Exercise aim
Every line must be returned precisely as it is written.

------------

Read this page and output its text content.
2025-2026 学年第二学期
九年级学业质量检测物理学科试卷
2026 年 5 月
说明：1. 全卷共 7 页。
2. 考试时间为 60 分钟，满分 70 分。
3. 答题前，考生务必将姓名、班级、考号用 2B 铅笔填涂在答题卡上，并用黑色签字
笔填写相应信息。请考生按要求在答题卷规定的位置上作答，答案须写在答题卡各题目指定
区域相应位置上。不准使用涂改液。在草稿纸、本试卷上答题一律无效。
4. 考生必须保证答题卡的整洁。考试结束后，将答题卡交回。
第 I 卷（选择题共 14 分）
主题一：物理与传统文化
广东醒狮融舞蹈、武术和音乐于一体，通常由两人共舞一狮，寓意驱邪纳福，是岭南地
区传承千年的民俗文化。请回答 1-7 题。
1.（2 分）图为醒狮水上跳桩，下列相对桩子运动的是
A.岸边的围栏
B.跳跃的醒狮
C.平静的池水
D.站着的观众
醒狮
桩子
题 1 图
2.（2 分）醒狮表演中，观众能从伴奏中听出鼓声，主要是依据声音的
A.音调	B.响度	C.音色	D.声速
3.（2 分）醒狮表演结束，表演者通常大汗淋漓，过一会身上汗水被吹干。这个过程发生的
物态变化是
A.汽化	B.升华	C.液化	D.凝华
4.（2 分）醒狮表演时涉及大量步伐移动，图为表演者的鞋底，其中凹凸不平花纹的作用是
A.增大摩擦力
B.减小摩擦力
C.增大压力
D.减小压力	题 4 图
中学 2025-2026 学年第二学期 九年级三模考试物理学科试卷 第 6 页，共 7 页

------------

Finished task
Read this page and output its text content.
2025-2026 学年第二学期
九年级学业质量检测物理学科试卷
2026 年 5 月
说明：1. 全卷共 7 页。
2. 考试时间为 60 分钟，满分 70 分。
3. 答题前，考生务必将姓名、班级、考号用 2B 铅笔填涂在答题卡上，并用黑色签字
笔填写相应信息。请考生按要求在答题卷规定的位置上作答，答案须写在答题卡各题目指定
区域相应位置上。不准使用涂改液。在草稿纸、本试卷上答题一律无效。
4. 考生必须保证答题卡的整洁。考试结束后，将答题卡交回。
第 I 卷（选择题共 14 分）
主题一：物理与传统文化
广东醒狮融舞蹈、武术和音乐于一体，通常由两人共舞一狮，寓意驱邪纳福，是岭南地
区传承千年的民俗文化。请回答 1-7 题。
1.（2 分）图为醒狮水上跳桩，下列相对桩子运动的是
A.岸边的围栏
B.跳跃的醒狮
C.平静的池水
D.站着的观众
醒狮
桩子
题 1 图
2.（2 分）醒狮表演中，观众能从伴奏中听出鼓声，主要是依据声音的
A.音调	B.响度	C.音色	D.声速
3.（2 分）醒狮表演结束，表演者通常大汗淋漓，过一会身上汗水被吹干。这个过程发生的
物态变化是
A.汽化	B.升华	C.液化	D.凝华
4.（2 分）醒狮表演时涉及大量步伐移动，图为表演者的鞋底，其中凹凸不平花纹的作用是
A.增大摩擦力
B.减小摩擦力
C.增大压力
D.减小压力	题 4 图
中学 2025-2026 学年第二学期 九年级三模考试物理学科试卷 第 6 页，共 7 页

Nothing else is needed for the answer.